Given exercise - Here are some records; copy every line that holds the word "program".

Given data -
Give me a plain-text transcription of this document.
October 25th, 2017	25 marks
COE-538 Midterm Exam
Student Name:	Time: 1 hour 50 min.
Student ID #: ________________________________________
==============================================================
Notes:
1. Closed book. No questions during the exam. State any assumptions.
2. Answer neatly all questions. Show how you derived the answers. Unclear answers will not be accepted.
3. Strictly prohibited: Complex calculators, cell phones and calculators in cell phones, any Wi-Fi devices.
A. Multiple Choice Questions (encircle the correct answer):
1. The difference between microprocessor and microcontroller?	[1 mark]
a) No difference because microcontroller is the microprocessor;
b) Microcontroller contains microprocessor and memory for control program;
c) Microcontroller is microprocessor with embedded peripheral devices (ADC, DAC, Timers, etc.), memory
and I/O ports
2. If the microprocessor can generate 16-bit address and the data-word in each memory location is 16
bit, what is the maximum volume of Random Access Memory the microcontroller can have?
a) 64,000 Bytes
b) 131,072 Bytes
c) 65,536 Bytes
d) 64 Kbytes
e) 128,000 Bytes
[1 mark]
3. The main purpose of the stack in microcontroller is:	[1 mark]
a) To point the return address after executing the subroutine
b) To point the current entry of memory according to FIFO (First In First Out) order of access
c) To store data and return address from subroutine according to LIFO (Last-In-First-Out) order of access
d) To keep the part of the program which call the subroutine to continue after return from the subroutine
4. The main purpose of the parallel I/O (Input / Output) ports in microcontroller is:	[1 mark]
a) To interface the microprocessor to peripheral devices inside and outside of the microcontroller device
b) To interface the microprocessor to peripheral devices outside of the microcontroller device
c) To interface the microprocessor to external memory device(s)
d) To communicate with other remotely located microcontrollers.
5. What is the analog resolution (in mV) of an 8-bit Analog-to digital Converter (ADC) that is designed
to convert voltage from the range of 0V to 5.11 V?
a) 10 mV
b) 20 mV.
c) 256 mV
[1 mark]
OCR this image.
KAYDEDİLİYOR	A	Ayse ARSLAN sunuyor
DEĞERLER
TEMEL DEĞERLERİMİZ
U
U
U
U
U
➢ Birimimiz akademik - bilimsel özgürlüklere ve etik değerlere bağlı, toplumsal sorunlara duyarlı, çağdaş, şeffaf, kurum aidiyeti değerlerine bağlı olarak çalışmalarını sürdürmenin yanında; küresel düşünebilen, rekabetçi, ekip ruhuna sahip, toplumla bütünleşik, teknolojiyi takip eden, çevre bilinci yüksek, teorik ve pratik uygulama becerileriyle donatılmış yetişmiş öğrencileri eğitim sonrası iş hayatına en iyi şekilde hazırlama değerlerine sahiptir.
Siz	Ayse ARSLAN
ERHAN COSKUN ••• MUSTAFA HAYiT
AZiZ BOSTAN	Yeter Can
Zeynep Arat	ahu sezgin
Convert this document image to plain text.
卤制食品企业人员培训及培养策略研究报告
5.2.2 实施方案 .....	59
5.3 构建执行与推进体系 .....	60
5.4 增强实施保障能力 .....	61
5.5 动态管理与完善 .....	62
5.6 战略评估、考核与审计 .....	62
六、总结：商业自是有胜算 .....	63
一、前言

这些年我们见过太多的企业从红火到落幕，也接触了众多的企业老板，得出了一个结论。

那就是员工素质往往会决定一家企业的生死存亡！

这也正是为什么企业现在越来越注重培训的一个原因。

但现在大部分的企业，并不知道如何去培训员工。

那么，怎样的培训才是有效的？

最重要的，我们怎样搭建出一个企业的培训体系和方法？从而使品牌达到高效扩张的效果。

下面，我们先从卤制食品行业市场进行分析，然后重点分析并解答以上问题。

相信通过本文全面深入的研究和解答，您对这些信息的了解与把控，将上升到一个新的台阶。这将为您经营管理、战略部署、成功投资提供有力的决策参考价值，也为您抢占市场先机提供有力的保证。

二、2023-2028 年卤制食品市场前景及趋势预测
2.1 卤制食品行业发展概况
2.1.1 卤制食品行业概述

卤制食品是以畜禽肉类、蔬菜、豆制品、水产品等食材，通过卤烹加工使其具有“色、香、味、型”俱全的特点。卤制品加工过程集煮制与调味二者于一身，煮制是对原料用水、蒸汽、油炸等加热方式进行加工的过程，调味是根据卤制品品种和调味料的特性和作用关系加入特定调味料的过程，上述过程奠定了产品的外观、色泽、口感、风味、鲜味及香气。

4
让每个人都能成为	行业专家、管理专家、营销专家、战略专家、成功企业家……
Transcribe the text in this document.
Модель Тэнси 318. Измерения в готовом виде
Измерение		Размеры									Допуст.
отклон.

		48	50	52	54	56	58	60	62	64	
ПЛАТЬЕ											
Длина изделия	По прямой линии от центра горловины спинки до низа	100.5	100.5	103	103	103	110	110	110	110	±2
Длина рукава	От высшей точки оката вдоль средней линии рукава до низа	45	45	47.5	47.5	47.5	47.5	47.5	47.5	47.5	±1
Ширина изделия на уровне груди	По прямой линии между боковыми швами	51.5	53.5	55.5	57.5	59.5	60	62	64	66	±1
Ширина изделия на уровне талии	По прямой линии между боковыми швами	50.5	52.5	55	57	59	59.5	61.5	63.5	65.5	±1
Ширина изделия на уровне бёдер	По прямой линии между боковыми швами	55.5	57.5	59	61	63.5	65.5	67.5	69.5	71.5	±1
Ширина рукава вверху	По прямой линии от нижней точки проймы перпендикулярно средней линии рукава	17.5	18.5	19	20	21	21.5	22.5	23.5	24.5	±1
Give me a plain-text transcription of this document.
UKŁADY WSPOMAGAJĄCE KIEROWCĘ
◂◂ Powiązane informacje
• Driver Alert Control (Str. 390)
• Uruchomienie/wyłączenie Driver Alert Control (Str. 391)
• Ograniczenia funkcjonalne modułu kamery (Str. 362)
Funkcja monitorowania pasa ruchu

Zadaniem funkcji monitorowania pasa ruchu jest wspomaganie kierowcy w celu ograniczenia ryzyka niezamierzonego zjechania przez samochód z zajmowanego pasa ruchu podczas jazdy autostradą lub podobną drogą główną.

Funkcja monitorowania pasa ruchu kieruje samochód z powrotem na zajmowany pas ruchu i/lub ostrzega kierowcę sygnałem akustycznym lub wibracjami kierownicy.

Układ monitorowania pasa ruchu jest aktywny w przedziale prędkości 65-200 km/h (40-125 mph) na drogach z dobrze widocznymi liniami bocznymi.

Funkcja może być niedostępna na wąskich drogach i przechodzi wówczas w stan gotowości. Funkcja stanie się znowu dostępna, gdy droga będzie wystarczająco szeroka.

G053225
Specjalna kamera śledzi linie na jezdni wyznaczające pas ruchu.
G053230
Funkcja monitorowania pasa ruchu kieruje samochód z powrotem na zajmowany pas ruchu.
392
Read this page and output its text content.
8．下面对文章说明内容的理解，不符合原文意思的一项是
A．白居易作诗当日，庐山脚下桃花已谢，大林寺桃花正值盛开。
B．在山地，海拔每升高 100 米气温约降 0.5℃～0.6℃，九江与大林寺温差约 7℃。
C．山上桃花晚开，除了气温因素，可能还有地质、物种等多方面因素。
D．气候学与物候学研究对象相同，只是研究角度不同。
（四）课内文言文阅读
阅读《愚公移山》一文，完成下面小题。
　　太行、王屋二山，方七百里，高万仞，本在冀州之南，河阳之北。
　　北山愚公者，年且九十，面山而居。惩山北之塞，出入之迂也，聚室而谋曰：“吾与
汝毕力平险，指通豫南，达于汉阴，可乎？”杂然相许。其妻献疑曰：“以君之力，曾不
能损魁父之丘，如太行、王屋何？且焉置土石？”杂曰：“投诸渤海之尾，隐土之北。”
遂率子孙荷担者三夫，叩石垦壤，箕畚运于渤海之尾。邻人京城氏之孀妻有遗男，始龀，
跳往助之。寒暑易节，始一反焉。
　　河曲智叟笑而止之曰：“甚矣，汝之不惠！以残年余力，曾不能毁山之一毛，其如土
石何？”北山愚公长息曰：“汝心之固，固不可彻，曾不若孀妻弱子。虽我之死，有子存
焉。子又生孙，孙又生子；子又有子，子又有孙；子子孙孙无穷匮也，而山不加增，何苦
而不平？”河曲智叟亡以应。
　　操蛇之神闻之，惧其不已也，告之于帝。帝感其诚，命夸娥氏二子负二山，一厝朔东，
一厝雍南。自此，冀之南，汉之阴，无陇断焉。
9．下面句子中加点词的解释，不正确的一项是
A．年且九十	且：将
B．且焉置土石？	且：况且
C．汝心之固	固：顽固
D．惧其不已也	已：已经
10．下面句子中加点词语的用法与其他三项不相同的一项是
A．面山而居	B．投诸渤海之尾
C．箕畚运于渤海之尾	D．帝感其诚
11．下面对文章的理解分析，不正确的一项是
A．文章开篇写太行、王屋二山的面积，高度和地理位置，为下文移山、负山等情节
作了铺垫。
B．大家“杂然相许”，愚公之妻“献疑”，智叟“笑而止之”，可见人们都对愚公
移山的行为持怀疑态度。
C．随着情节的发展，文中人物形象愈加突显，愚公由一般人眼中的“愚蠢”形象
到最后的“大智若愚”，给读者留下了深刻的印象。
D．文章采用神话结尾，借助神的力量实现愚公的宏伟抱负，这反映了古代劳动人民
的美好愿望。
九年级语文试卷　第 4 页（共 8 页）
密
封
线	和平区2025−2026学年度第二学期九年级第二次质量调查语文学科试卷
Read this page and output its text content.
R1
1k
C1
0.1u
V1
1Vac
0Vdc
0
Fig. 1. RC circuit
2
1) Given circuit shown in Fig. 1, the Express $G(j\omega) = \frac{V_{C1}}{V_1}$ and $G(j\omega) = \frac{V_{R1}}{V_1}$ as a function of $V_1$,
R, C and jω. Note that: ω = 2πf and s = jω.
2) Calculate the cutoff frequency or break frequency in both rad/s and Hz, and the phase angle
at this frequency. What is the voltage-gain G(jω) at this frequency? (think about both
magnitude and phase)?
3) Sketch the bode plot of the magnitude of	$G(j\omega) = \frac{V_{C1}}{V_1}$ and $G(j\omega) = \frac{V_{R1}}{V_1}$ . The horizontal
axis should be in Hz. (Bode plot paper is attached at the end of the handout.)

Exercise solution -
b) Microcontroller contains microprocessor and memory for control program;
d) To keep the part of the program which call the subroutine to continue after return from the subroutine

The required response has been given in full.